■ **THE TASK**
Copy each line that contains the word "DOTS".

(Figure content listings)
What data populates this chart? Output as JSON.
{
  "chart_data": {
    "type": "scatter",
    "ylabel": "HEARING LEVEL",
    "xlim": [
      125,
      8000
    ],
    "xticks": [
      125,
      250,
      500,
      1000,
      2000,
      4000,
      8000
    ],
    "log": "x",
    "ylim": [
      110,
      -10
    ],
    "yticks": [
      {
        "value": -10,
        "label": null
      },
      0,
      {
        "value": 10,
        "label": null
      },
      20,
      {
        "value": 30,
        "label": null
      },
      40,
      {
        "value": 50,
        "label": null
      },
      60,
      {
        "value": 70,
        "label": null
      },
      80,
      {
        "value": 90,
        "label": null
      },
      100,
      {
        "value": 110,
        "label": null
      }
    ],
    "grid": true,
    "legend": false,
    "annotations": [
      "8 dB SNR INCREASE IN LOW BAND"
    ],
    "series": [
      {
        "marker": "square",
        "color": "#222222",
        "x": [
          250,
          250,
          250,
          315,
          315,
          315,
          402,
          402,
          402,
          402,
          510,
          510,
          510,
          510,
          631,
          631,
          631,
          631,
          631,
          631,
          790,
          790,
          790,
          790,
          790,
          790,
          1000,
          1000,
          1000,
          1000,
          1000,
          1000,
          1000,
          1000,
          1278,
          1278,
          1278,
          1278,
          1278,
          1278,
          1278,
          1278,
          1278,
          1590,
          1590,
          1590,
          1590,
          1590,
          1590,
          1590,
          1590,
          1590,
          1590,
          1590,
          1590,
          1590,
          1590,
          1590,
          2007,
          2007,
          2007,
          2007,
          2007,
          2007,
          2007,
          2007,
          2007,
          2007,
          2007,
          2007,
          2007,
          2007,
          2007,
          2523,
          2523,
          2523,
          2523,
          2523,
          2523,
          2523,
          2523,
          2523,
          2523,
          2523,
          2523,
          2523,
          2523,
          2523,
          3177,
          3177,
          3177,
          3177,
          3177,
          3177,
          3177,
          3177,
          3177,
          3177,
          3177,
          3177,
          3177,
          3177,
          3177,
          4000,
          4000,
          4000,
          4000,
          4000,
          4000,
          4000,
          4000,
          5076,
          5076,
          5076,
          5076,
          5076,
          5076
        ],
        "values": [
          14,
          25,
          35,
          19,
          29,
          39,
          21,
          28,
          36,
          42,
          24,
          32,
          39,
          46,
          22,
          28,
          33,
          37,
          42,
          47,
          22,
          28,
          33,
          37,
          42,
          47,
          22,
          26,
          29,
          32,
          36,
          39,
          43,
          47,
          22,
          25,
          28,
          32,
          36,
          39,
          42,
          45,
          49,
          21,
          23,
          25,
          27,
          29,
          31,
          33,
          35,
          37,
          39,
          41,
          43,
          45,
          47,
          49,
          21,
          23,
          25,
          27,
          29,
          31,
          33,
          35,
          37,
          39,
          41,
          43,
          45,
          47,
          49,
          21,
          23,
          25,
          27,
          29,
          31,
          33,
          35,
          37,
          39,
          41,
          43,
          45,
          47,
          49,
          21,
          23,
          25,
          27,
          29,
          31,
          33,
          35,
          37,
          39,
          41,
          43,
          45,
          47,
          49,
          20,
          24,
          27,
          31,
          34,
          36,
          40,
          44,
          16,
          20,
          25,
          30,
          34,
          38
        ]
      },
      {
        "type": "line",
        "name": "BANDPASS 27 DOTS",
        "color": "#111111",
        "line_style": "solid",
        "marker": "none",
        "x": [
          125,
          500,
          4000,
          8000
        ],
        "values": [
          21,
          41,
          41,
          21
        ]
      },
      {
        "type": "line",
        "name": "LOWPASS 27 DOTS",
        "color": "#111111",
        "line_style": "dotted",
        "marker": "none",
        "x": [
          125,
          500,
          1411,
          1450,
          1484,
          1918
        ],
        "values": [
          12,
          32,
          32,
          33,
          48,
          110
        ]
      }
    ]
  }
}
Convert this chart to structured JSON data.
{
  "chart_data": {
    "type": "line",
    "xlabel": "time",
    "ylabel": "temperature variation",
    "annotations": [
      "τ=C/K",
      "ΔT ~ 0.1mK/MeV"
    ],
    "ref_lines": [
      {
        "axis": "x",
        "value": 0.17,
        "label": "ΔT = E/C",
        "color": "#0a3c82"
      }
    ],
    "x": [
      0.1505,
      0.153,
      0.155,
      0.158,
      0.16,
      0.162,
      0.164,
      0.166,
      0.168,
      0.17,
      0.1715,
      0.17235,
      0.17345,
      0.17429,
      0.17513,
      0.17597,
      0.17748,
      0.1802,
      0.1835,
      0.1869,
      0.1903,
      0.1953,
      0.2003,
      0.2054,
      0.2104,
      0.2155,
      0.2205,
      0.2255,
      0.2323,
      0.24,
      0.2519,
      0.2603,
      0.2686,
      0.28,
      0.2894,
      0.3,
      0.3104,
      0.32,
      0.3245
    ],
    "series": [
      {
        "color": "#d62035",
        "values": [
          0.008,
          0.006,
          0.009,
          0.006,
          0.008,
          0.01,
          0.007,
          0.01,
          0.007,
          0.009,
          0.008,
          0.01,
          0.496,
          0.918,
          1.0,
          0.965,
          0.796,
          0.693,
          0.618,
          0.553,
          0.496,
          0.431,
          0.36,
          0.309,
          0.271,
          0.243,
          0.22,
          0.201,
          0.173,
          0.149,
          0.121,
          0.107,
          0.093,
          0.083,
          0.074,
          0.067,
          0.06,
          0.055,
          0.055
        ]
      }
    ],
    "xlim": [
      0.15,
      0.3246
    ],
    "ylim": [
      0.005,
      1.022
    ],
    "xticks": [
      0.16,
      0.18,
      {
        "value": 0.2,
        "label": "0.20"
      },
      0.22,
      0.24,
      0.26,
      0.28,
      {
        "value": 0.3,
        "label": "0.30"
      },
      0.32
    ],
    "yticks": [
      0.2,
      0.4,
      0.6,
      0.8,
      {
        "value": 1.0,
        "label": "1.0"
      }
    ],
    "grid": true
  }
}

■ **RESULT**
        "name": "BANDPASS 27 DOTS",
        "name": "LOWPASS 27 DOTS",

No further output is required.